══ DATA IN THIS EXERCISE
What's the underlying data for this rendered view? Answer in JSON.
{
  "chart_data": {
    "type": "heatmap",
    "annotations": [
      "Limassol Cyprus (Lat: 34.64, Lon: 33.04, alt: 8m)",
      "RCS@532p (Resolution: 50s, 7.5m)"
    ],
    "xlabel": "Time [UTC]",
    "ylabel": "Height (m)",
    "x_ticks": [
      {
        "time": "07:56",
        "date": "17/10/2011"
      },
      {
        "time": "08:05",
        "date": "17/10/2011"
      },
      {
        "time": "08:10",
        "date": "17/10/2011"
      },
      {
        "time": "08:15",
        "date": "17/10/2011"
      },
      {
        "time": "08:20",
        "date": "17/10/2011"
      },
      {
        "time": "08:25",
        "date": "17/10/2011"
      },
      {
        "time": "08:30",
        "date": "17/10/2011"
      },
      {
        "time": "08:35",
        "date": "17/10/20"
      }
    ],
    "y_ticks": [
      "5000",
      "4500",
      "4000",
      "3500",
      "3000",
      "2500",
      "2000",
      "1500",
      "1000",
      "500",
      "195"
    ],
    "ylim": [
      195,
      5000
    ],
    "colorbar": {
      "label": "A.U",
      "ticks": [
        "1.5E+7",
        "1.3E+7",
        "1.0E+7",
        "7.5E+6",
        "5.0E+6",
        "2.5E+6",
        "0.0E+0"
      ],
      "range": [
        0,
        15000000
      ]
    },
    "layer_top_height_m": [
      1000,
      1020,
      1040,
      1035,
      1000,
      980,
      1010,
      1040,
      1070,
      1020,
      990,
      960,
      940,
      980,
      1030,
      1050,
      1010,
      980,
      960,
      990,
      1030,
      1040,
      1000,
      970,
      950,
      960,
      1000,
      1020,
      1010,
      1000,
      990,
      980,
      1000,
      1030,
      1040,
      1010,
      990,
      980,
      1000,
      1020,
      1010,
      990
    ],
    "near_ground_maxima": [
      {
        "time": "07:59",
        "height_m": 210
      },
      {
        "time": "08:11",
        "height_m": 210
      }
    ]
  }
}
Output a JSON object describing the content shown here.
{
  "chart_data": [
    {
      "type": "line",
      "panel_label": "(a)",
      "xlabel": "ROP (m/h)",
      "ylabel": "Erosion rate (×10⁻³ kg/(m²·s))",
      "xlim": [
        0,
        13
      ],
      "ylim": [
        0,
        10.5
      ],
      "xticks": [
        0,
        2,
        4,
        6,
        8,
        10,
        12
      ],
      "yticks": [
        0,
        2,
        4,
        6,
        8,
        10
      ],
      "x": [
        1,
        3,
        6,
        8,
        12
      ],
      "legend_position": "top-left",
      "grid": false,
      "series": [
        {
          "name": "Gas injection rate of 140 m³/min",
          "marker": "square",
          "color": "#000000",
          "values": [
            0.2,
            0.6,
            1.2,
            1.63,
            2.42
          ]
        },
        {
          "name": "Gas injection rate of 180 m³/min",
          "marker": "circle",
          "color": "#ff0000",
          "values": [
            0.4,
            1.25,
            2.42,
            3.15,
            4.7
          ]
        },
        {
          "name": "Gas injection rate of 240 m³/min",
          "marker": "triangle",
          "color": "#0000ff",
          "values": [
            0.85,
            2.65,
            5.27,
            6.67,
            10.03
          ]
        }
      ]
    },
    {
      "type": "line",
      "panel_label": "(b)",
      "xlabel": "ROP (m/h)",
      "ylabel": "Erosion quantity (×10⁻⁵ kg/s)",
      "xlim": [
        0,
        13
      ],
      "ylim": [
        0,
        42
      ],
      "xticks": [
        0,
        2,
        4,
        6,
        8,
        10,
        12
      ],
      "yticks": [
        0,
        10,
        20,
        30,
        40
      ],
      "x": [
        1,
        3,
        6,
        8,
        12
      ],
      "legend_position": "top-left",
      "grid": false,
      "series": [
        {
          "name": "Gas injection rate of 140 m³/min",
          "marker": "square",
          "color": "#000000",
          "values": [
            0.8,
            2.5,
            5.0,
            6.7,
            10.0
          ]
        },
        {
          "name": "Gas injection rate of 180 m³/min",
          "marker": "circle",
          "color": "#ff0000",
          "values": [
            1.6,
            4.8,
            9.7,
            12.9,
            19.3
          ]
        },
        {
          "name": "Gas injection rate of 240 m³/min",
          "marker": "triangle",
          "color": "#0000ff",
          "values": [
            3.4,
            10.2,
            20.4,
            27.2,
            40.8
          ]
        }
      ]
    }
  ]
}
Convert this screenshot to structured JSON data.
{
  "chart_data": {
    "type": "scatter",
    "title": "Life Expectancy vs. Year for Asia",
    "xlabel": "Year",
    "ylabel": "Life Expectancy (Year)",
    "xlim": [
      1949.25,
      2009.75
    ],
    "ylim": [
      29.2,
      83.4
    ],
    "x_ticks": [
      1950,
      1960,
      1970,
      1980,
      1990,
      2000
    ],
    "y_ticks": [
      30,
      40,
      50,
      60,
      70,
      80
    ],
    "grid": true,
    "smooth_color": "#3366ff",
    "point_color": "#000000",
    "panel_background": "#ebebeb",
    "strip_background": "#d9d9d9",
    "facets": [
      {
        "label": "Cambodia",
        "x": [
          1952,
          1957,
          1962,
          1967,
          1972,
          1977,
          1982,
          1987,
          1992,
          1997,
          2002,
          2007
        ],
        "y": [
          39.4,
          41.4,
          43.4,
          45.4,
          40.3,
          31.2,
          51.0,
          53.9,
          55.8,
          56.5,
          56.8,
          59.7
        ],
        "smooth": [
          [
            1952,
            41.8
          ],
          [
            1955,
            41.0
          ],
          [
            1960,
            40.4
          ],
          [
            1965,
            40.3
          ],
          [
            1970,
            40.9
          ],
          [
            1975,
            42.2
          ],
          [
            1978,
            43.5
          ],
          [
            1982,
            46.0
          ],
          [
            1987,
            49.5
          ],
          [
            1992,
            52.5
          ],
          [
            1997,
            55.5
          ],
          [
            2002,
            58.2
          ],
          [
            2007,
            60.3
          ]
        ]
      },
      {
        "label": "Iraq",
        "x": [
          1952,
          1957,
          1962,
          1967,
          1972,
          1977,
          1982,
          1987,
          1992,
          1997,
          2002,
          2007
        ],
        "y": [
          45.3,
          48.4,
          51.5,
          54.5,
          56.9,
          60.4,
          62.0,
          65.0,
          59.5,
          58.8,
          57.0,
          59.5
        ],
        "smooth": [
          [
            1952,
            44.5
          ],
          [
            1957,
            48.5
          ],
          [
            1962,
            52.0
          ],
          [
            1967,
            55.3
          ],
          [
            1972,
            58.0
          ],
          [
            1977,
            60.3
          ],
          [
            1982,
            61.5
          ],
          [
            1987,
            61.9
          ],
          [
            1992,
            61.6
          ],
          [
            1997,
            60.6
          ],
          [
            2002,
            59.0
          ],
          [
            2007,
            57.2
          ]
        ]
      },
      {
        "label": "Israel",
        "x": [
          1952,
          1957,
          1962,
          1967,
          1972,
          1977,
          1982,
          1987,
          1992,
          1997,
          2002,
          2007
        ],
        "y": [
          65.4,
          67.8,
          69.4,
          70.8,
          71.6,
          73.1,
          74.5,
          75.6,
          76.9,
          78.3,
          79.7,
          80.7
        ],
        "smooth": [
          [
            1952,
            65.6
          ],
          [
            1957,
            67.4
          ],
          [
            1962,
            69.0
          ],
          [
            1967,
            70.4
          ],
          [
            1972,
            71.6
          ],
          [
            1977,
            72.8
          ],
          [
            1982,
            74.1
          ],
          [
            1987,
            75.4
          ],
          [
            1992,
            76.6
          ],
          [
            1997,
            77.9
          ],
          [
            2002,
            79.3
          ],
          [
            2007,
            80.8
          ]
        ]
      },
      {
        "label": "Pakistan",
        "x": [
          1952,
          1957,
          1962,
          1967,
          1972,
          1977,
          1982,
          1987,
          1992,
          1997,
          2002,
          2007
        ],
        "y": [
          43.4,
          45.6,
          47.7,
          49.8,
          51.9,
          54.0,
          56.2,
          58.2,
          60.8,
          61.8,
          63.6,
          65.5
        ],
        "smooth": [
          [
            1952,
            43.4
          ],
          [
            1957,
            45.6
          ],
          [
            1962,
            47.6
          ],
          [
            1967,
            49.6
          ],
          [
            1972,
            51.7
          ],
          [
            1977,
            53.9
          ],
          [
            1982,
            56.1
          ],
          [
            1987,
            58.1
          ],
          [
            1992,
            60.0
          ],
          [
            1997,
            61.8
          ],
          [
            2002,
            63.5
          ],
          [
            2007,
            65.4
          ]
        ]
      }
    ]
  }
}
════
- AIM OF THE EXERCISE: From the listing above, copy every line that holds the string "JSON".

- RESULT FOR THIS EXERCISE:
What's the underlying data for this rendered view? Answer in JSON.
Output a JSON object describing the content shown here.
Convert this screenshot to structured JSON data.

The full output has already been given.